**Brano da leggere**
···

Corte di Cassazione, sentenza n. 22466 depositata il 26 luglio 2023
pubblico impiego
SVOLGIMENTO DEL PROCESSO
1. La Corte d’Appello di Bologna, con la sentenza n. 352 del 2022, ha accolto l’appello proposto dal MIUR nei confronti di P.A. e in riforma della sentenza, resa tra le parti dal Tribunale di Bologna, ha rigetta la domanda del lavoratore.
Quest’ultimo aveva impugnato il decreto n. 6685 del 10 ottobre 2019, emesso dal Dirigente scolastico dell’Istituto E.C. di Pieve di Cento, di risoluzione con effetto immediato del contratto di lavoro a tempo indeterminato stipulato il 25 settembre 2019.
2. La Corte d’Appello richiamava il dPR n. 487 del 1994, secondo cui “Non possono accedere agli impieghi coloro che siano esclusi dall’elettorato politico attivo, nonché coloro che siano stati destituiti o dispensati dall’impiego presso una pubblica amministrazione per persistente insufficiente rendimento, ovvero siano stati dichiarati decaduti da un impiego statale”.
Affermava, quindi, che tale evenienza si era verificata nel caso di specie, atteso che con decreto n. 1906 del 27 agosto 2019, vi era stata la risoluzione del contratto di lavoro a tempo indeterminato stipulato dal lavoratore il 15 settembre 2017 per mancato superamento del periodo prova.
3. Per la cassazione della sentenza di appello ricorre il lavoratore prospettando cinque motivi di impugnazione.
4. Resiste il MIUR con controricorso, assistito da memoria.
5. Entrambe le parti hanno depositato memoria.
6. Il Procuratore Generale ha depositato requisitoria scritta con cui ha chiesto l’accoglimento del terzo motivo di ricorso, come ribadito nella discussione in pubblica udienza.
RAGIONI DELLA DECISIONE
1. Con il primo motivo di ricorso è dedotta la violazione dell’art. 2 della legge 604 del 1966 e del relativo principio di immutabilità della motivazione del licenziamento, in relazione all’art. 360, n. 3, cod. proc. civ.
Ad avviso del ricorrente la sentenza della Corte d’Appello avrebbe consentito alla difesa dello Stato di introdurre ragioni a fondamento della legittimità del licenziamento che non trovavano riscontro nella lettera di licenziamento.

···

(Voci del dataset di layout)
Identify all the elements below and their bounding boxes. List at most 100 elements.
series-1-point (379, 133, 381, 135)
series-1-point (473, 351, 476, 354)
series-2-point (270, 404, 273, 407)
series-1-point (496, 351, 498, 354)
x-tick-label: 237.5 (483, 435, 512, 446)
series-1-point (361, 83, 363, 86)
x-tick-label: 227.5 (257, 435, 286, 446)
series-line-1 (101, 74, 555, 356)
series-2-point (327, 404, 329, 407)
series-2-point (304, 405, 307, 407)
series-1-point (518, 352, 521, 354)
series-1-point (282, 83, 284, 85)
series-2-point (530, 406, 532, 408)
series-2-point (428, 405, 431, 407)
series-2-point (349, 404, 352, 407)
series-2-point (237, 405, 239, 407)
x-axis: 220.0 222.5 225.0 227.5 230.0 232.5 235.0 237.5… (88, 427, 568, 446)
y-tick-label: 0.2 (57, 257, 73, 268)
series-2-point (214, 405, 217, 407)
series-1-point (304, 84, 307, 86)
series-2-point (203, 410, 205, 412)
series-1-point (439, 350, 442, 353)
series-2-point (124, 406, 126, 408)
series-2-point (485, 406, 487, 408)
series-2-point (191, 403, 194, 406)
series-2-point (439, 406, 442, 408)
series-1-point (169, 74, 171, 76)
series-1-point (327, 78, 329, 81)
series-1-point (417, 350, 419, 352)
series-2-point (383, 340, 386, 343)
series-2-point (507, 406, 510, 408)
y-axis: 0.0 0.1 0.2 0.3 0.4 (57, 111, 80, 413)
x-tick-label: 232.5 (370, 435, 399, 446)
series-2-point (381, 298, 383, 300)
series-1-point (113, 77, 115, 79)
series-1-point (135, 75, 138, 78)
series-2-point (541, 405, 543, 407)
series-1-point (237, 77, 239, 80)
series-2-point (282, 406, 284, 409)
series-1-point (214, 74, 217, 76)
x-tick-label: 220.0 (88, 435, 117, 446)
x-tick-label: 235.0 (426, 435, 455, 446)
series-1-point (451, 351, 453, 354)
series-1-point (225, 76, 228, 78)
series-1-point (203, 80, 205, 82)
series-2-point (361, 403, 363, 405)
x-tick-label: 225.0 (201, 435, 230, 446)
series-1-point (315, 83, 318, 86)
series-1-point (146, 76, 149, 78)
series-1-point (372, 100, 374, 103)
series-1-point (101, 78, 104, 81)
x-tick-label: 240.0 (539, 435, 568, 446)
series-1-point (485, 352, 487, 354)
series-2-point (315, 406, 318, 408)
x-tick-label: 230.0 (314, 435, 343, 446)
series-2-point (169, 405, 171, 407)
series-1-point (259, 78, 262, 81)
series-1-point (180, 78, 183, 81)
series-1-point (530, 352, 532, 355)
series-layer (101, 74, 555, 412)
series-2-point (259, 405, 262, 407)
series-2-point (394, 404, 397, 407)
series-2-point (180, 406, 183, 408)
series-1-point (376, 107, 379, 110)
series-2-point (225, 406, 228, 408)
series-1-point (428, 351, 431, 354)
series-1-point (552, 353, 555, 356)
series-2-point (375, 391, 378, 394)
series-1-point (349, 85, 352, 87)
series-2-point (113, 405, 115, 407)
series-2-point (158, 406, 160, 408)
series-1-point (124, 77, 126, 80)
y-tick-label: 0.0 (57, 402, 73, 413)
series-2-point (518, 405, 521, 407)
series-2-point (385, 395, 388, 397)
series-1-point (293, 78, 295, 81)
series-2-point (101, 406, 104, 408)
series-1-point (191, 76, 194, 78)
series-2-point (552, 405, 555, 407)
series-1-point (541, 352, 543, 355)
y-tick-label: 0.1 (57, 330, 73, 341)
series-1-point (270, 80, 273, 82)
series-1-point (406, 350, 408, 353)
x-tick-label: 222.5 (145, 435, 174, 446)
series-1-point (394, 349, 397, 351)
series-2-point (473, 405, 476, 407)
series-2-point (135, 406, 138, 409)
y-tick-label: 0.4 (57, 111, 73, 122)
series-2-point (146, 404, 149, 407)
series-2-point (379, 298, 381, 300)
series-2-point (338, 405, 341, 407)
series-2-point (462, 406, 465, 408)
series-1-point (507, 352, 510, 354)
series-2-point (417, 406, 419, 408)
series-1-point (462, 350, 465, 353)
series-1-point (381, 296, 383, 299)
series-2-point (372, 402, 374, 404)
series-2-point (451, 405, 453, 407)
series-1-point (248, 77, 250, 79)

···

**Compiti assegnati**
A - Secondo il brano sulla sentenza della Cassazione, quanti motivi di impugnazione prospetta il lavoratore nel ricorso?
B - Prosegui il brano sulla sentenza della Cassazione partendo dopo la sua ultima frase.

**Risultati dei compiti**
A - Il lavoratore prospetta cinque motivi di impugnazione.

B -
2. Il motivo è inammissibile.
Nella specie non si verte in ipotesi di licenziamento, come deduce il ricorrente nel richiamare l’art. 2 della legge n. 604 del 1966, ma di risoluzione contrattuale connessa alla verifica del mancato possesso dei requisiti.
A ciò si aggiunge che il ricorrente non ha dedotto di aver contestato la asserita novità delle questioni prospettate in appello tempestivamente, nella prima difesa utile, né riporta in modo circostanziato le difese dell’Amministrazione in primo grado e le statuizioni della sentenza di primo grado, ai fini della valutazione della rilevanza della censura.
3. Ha priorità logica giuridica l’esame del quinto motivo di ricorso.
4. Con il quinto motivo di ricorso è dedotta la violazione degli 12 e 14 delle preleggi. Violazione degli artt. 3, 4, 35 e 97, Cost. Falsa applicazione dell’art. 2 del d.P.R. n. 487 del 1994, e degli artt. 439 e 512 del d.lgs. n. 297 del 1994, nonché dell’art. 127, comma 1, lett. d) del dPR n. 3 del 1957, in relazione all’art. 360, n.3, cod. proc. civ.
Assume il ricorrente che in ragione dei rispetti statuti normativi la risoluzione per mancato superamento del patto di prova non sarebbe equiparabile all’istituto della dispensa dal servizio per insufficiente rendimento.
Detti istituti sarebbero autonomi e con funzioni differenti, riferiti a due diversi momenti del rapporto lavorativo.
5. Il motivo è fondato e va accolto.
Occorre precisare che il rapporto di lavoro in esame veniva risolto in quanto contestualmente alla accettazione dello stesso il 27 agosto 2019, interveniva il decreto 1906 del 27 agosto 2019 di risoluzione, con decorrenza 1° settembre 2019, di un precedente rapporto di lavoro (15 settembre 2017) per mancato superamento della prova.
6. L’art. 2 del dPR n. 487 del 1994, al comma 3, prevede che “Non possono accedere agli impieghi (…) coloro che siano stati destituiti o dispensati dall’impiego presso una pubblica amministrazione per persistente insufficiente rendimento (…).
Il comma 7 precisa che “ I requisiti prescritti devono essere posseduti alla data di scadenza del termine stabilito nel bando di concorso per la presentazione della domanda di ammissione”.
7. La Corte d’Appello, erroneamente ha sovrapposto due fattispecie distinte: da un alto la dispensa per persistente insufficiente rendimento, dall’altro il mancato superamento del periodo di prova.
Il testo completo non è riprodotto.